[Stored data]
+ + + + + + +
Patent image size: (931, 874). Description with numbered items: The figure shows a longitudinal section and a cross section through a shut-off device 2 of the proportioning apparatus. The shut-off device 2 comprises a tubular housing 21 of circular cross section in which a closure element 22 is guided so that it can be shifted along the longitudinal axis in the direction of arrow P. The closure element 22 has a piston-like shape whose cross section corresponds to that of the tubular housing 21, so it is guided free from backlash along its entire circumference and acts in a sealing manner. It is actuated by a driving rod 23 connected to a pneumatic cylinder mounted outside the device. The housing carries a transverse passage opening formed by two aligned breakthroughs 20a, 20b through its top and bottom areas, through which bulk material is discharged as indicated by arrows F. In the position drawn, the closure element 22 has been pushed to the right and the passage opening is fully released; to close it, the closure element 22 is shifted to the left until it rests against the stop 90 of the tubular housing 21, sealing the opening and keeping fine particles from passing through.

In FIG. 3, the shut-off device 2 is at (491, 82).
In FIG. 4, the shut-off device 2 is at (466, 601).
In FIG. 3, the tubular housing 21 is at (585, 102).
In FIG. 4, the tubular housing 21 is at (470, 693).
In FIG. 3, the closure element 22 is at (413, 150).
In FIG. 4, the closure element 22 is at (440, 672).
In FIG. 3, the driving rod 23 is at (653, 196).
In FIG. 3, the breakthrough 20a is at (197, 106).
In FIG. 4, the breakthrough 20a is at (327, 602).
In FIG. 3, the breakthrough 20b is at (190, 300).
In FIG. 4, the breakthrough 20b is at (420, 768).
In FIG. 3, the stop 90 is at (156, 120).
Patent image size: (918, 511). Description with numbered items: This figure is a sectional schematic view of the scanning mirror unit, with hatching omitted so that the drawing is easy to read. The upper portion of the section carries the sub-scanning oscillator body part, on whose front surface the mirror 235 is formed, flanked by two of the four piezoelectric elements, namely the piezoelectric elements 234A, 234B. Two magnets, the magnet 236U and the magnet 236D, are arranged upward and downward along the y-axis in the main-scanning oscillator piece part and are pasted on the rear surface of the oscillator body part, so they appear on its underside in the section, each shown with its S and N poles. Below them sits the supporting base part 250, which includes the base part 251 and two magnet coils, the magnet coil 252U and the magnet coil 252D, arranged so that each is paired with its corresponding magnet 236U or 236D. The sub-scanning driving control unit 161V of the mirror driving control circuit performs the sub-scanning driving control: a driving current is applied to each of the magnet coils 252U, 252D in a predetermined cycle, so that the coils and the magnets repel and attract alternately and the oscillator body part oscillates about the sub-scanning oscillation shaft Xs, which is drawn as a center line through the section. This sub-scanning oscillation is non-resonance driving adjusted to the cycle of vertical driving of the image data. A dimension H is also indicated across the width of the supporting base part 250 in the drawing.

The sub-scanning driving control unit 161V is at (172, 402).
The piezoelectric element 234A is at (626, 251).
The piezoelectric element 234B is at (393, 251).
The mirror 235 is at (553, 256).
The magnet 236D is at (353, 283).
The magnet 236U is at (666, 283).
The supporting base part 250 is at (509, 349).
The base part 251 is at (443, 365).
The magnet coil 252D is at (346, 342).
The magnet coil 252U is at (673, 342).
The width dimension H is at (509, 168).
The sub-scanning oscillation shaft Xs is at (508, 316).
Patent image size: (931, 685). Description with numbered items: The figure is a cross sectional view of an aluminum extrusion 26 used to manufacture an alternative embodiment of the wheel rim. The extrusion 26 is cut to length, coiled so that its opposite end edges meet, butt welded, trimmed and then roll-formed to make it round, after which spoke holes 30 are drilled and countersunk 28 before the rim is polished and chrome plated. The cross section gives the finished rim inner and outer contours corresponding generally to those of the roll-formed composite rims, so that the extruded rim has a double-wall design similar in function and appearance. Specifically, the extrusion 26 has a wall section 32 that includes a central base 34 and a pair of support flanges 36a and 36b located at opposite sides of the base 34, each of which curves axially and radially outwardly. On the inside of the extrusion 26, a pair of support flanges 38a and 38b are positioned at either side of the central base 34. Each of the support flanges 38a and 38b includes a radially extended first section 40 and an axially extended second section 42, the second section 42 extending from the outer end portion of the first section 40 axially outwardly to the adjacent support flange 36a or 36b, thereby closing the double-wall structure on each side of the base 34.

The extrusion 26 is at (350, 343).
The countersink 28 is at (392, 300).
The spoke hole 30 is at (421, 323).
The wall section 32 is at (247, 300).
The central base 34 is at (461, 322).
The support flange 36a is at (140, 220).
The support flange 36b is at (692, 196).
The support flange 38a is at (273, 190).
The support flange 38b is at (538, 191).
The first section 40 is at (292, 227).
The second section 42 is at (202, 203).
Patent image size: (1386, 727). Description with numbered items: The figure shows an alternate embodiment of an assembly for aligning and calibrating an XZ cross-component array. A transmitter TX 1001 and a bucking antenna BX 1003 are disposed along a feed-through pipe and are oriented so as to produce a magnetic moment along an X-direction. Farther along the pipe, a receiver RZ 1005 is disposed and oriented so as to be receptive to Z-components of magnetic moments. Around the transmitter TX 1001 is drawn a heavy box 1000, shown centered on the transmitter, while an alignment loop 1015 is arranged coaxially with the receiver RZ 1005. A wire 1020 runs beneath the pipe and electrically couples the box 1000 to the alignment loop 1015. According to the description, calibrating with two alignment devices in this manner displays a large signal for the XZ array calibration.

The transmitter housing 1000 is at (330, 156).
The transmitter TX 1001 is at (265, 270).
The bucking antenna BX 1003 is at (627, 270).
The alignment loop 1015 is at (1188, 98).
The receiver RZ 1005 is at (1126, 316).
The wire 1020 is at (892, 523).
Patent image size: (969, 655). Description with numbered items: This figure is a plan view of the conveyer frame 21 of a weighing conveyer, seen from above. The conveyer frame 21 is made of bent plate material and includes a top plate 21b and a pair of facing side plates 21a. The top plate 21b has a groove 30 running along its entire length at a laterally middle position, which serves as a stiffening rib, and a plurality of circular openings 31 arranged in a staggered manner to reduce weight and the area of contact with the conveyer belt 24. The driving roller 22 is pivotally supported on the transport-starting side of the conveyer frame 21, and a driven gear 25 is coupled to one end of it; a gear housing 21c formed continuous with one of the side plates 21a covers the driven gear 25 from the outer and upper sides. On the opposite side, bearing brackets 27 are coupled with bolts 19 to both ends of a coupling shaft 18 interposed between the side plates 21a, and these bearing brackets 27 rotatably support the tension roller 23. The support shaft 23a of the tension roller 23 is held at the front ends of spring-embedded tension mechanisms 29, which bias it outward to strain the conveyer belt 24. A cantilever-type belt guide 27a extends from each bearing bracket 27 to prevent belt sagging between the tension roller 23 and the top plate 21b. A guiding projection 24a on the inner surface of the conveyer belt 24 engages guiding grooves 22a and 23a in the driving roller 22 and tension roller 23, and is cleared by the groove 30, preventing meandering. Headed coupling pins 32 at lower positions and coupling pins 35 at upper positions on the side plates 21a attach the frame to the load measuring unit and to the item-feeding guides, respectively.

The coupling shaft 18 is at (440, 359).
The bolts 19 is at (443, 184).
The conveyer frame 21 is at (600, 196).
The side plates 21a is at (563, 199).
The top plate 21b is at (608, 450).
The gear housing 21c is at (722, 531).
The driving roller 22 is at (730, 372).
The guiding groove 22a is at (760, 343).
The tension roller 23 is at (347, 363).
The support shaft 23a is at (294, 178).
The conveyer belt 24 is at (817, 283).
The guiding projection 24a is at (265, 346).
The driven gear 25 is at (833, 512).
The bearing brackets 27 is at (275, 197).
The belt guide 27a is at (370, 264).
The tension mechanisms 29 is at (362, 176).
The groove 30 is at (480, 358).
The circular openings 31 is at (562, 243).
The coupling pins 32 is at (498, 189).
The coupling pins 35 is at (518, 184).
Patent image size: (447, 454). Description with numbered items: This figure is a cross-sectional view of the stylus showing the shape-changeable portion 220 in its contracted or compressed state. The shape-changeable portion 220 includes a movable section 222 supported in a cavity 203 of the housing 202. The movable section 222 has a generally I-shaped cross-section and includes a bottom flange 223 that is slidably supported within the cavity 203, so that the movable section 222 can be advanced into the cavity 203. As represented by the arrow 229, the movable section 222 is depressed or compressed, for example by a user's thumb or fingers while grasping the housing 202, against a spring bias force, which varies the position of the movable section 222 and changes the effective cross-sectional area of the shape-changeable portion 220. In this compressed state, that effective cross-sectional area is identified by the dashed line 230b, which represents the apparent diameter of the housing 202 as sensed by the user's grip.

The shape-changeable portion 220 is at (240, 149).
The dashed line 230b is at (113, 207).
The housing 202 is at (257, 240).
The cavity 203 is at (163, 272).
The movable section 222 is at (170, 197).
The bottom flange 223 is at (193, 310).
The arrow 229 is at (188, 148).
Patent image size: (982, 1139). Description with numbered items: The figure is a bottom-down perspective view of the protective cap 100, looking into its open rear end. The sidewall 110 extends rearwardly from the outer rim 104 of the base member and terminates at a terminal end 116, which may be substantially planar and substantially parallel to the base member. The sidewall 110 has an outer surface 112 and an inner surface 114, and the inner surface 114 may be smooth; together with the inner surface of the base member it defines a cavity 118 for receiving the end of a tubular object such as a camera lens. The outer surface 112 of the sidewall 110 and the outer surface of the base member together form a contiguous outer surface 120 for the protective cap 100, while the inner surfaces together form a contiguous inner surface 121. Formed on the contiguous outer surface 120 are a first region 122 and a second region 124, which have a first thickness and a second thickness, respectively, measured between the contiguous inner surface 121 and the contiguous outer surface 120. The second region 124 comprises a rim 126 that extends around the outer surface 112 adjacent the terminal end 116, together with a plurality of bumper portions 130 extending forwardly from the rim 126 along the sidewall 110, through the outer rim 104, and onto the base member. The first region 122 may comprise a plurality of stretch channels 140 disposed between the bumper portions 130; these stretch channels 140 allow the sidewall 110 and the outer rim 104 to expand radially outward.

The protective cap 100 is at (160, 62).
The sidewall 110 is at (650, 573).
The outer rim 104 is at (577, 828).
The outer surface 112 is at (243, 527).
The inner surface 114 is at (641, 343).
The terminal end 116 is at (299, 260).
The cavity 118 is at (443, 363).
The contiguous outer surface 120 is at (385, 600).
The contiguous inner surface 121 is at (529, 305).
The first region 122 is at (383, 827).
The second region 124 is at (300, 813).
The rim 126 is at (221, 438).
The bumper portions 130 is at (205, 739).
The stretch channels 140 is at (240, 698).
+ + + + + + +
* Requirement *
Pull out every line of the records above that contains the string "receiver".

* Response *
Patent image size: (1386, 727). Description with numbered items: The figure shows an alternate embodiment of an assembly for aligning and calibrating an XZ cross-component array. A transmitter TX 1001 and a bucking antenna BX 1003 are disposed along a feed-through pipe and are oriented so as to produce a magnetic moment along an X-direction. Farther along the pipe, a receiver RZ 1005 is disposed and oriented so as to be receptive to Z-components of magnetic moments. Around the transmitter TX 1001 is drawn a heavy box 1000, shown centered on the transmitter, while an alignment loop 1015 is arranged coaxially with the receiver RZ 1005. A wire 1020 runs beneath the pipe and electrically couples the box 1000 to the alignment loop 1015. According to the description, calibrating with two alignment devices in this manner displays a large signal for the XZ array calibration.
The receiver RZ 1005 is at (1126, 316).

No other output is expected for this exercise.